[Recorded data start]

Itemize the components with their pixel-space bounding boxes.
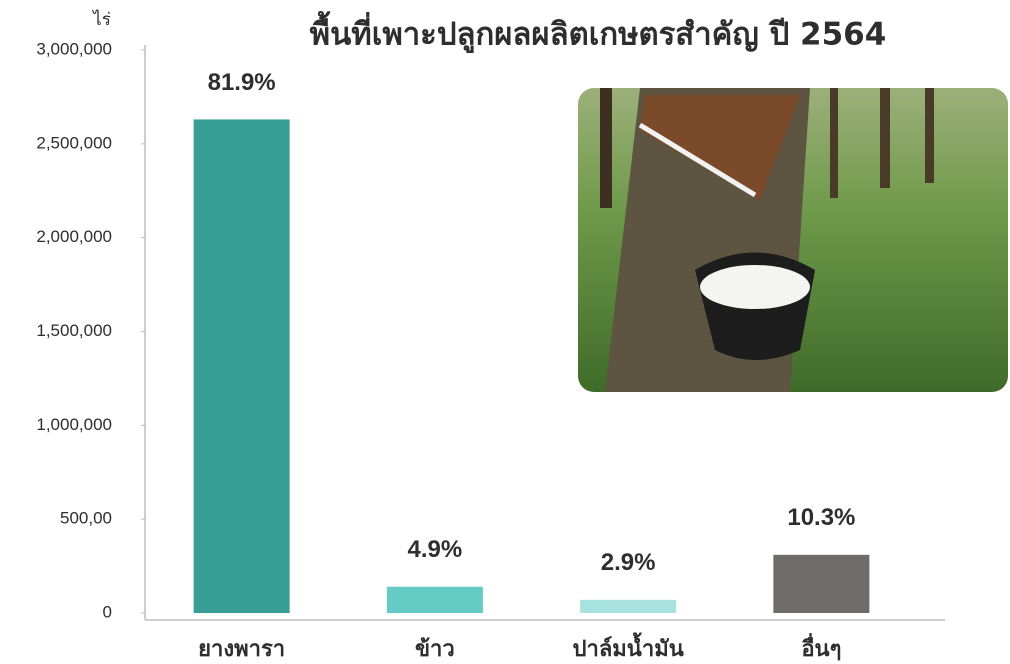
bar	[773, 554, 870, 613]
x-tick-label: อื่นๆ	[801, 632, 841, 662]
latex-line	[638, 122, 757, 198]
tapping-cut	[640, 95, 800, 200]
tree	[925, 88, 934, 183]
bar	[580, 599, 677, 613]
y-tick-label: 1,500,000	[36, 321, 112, 340]
y-tick-label: 1,000,000	[36, 415, 112, 434]
data-label: 4.9%	[408, 536, 463, 563]
y-tick-label: 500,00	[60, 509, 112, 528]
y-unit: ไร่	[91, 9, 111, 30]
tree	[830, 88, 838, 198]
tree	[600, 88, 612, 208]
data-label: 81.9%	[208, 69, 276, 96]
chart-title: พื้นที่เพาะปลูกผลผลิตเกษตรสำคัญ ปี 2564	[310, 11, 887, 54]
x-tick-label: ยางพารา	[198, 637, 285, 662]
x-tick-label: ปาล์มน้ำมัน	[573, 632, 684, 662]
bar	[386, 586, 483, 613]
y-tick-label: 2,000,000	[36, 227, 112, 246]
data-label: 2.9%	[601, 549, 656, 576]
x-tick-label: ข้าว	[415, 637, 455, 662]
y-tick-label: 2,500,000	[36, 133, 112, 152]
bar	[193, 119, 290, 613]
y-tick-label: 0	[103, 602, 112, 621]
y-tick-label: 3,000,000	[36, 39, 112, 58]
tree	[880, 88, 890, 188]
latex	[700, 265, 810, 309]
photo	[578, 88, 1008, 392]
data-label: 10.3%	[787, 504, 855, 531]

[Recorded data end]

- _What you need to do_: Rewrite the lines of every entry with "tree" changed to "rubber-tree" and nothing else altered. Omit the pictures from your answer.

- _Result for this exercise_:
Itemize the components with their pixel-space bounding boxes.
bar	[773, 554, 870, 613]
x-tick-label: อื่นๆ	[801, 632, 841, 662]
latex-line	[638, 122, 757, 198]
tapping-cut	[640, 95, 800, 200]
rubber-tree	[925, 88, 934, 183]
bar	[580, 599, 677, 613]
y-tick-label: 1,500,000	[36, 321, 112, 340]
y-tick-label: 1,000,000	[36, 415, 112, 434]
data-label: 4.9%	[408, 536, 463, 563]
y-tick-label: 500,00	[60, 509, 112, 528]
y-unit: ไร่	[91, 9, 111, 30]
rubber-tree	[830, 88, 838, 198]
rubber-tree	[600, 88, 612, 208]
data-label: 81.9%	[208, 69, 276, 96]
chart-title: พื้นที่เพาะปลูกผลผลิตเกษตรสำคัญ ปี 2564	[310, 11, 887, 54]
x-tick-label: ยางพารา	[198, 637, 285, 662]
x-tick-label: ปาล์มน้ำมัน	[573, 632, 684, 662]
bar	[386, 586, 483, 613]
y-tick-label: 2,000,000	[36, 227, 112, 246]
data-label: 2.9%	[601, 549, 656, 576]
x-tick-label: ข้าว	[415, 637, 455, 662]
y-tick-label: 2,500,000	[36, 133, 112, 152]
bar	[193, 119, 290, 613]
y-tick-label: 0	[103, 602, 112, 621]
y-tick-label: 3,000,000	[36, 39, 112, 58]
rubber-tree	[880, 88, 890, 188]
latex	[700, 265, 810, 309]
photo	[578, 88, 1008, 392]
data-label: 10.3%	[787, 504, 855, 531]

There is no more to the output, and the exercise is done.